══ Text ══

On a recent Internet of Things Podcast episode, we took a question on our Voicemail hotline from Sam. Given all of the recent Matter news, Sam is wondering if there are any smoke detectors that support Matter right now. It’s a good question because some people aren’t clear about what the first device types will support.
Unfortunately, smoke and carbon dioxide detectors aren’t in the first bunch of supported device types. That’s not likely to change for quite a while either.
We reached out to First Alert, for example, and it didn’t have any support plans to announce. However, there already are working groups for new device types, including smoke and CO2 detectors. So give it time.
If you think about the Matter launch that just happened, it’s understandable.
This is Matter 1.0, or the very first implementation of the new connected device specification. Device certifications require time, effort, and money. Most of the Matter partners are focused first on a smooth launch and transition, which is essentially the state we’re in right now. And the first device types are those that have a large, widespread user base. Think of the basics such as light bulbs, switches, and outlets. Aside from being the most used and deployed, these are among the simplest of smart home products.

═══
══ Available data ══

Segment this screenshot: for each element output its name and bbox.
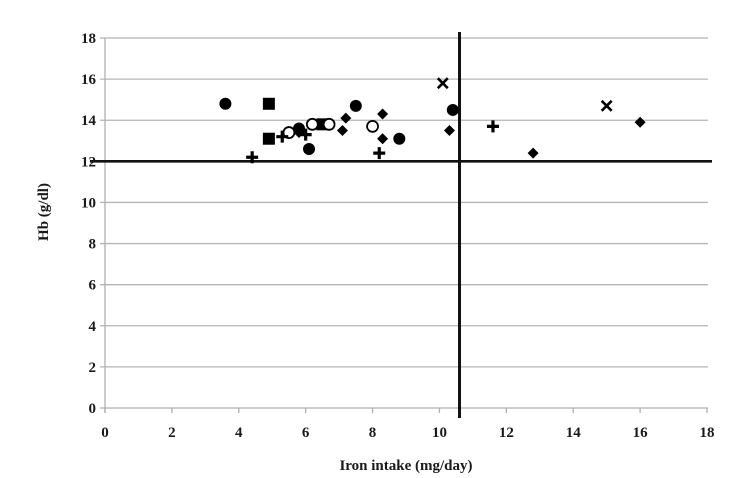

═══

Problems to work on
1) Echo the passage of the Matter article that begins at the words "We reached out" and stops after "give it time.".
2) In the Matter article, which basic products are given as examples of the first device types?
3) Pick up the Matter article after its last sentence and keep writing.

Answers to the exercises
1)
We reached out to First Alert, for example, and it didn’t have any support plans to announce. However, there already are working groups for new device types, including smoke and CO2 detectors. So give it time.

2) Light bulbs, switches, and outlets.

3)
Once we get over the initial hump of this transition, other supported device types will follow. Stacey has information from many of the Matter partner brands here that explains what the devices are and when to expect full Matter support. Unfortunately for Sam, smoke detectors just aren’t high on the priority list right now. The focus is more likely to turn toward sensors, locks, and smoke detectors as there’s more demand for such connected products.
I’d also note that most of the first Matter devices will be one-time purchases: A connected bulb or outlet, for example, should last as long as you live in your home. Smoke detectors are on a more regular upgrade cadence as it’s recommended you swap them out every ten years or so. As a result, many homeowners have relatively new smoke detectors and will be waiting to upgrade them to a newer connected version.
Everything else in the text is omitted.